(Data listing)
--------------------

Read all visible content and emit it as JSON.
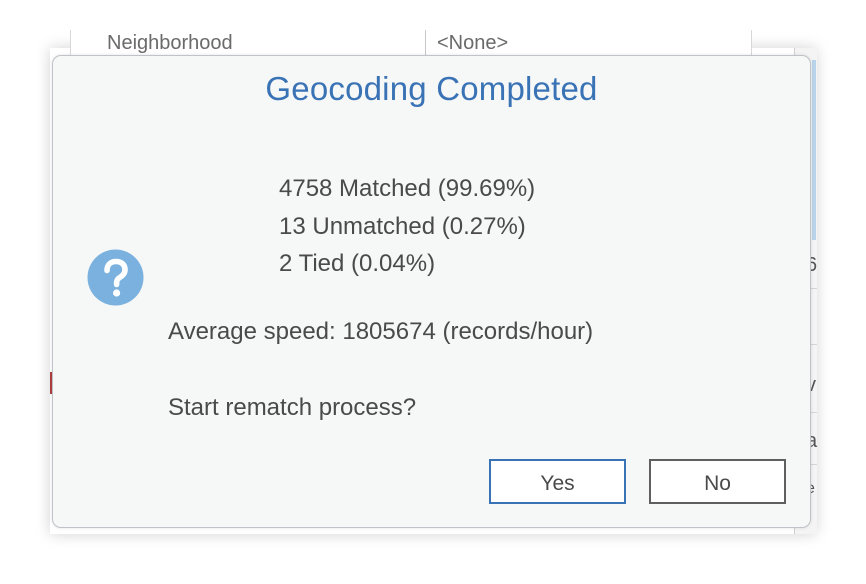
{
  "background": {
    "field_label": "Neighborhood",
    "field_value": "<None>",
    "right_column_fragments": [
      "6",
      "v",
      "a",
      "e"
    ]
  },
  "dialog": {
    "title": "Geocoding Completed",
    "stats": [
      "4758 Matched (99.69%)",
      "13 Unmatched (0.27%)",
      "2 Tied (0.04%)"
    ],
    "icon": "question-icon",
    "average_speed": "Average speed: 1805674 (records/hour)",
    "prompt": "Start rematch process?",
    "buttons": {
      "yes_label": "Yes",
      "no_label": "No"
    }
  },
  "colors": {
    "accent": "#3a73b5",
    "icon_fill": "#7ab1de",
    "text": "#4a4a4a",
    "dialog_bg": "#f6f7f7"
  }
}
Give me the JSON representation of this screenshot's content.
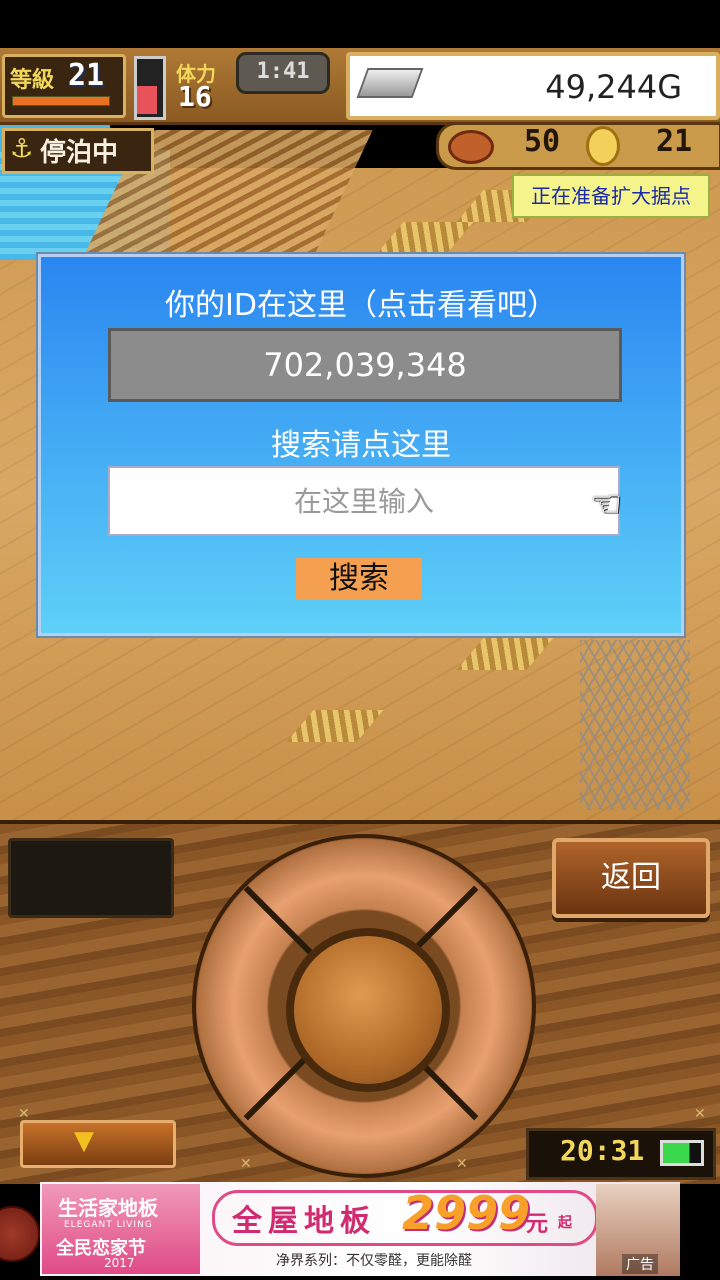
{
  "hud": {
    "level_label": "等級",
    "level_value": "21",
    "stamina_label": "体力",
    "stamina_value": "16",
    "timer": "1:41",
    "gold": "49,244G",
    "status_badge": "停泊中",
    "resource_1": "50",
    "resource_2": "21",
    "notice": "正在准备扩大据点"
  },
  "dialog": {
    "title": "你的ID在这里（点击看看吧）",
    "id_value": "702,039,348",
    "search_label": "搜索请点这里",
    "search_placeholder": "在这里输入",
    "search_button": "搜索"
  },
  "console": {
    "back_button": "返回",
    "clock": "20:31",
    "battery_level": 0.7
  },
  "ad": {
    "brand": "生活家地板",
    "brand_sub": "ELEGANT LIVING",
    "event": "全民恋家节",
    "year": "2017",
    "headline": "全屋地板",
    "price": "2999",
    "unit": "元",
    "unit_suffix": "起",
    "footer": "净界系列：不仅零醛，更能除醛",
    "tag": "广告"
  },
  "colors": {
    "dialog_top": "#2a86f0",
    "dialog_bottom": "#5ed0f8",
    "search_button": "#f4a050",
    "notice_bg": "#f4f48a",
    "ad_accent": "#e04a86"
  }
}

--------------------

Give every record again exactly, apart from the pictures, which stay out.

Answer to the task:
Read all visible content and emit it as JSON.
{
  "background": {
    "field_label": "Neighborhood",
    "field_value": "<None>",
    "right_column_fragments": [
      "6",
      "v",
      "a",
      "e"
    ]
  },
  "dialog": {
    "title": "Geocoding Completed",
    "stats": [
      "4758 Matched (99.69%)",
      "13 Unmatched (0.27%)",
      "2 Tied (0.04%)"
    ],
    "icon": "question-icon",
    "average_speed": "Average speed: 1805674 (records/hour)",
    "prompt": "Start rematch process?",
    "buttons": {
      "yes_label": "Yes",
      "no_label": "No"
    }
  },
  "colors": {
    "accent": "#3a73b5",
    "icon_fill": "#7ab1de",
    "text": "#4a4a4a",
    "dialog_bg": "#f6f7f7"
  }
}
Give me the JSON representation of this screenshot's content.
{
  "hud": {
    "level_label": "等級",
    "level_value": "21",
    "stamina_label": "体力",
    "stamina_value": "16",
    "timer": "1:41",
    "gold": "49,244G",
    "status_badge": "停泊中",
    "resource_1": "50",
    "resource_2": "21",
    "notice": "正在准备扩大据点"
  },
  "dialog": {
    "title": "你的ID在这里（点击看看吧）",
    "id_value": "702,039,348",
    "search_label": "搜索请点这里",
    "search_placeholder": "在这里输入",
    "search_button": "搜索"
  },
  "console": {
    "back_button": "返回",
    "clock": "20:31",
    "battery_level": 0.7
  },
  "ad": {
    "brand": "生活家地板",
    "brand_sub": "ELEGANT LIVING",
    "event": "全民恋家节",
    "year": "2017",
    "headline": "全屋地板",
    "price": "2999",
    "unit": "元",
    "unit_suffix": "起",
    "footer": "净界系列：不仅零醛，更能除醛",
    "tag": "广告"
  },
  "colors": {
    "dialog_top": "#2a86f0",
    "dialog_bottom": "#5ed0f8",
    "search_button": "#f4a050",
    "notice_bg": "#f4f48a",
    "ad_accent": "#e04a86"
  }
}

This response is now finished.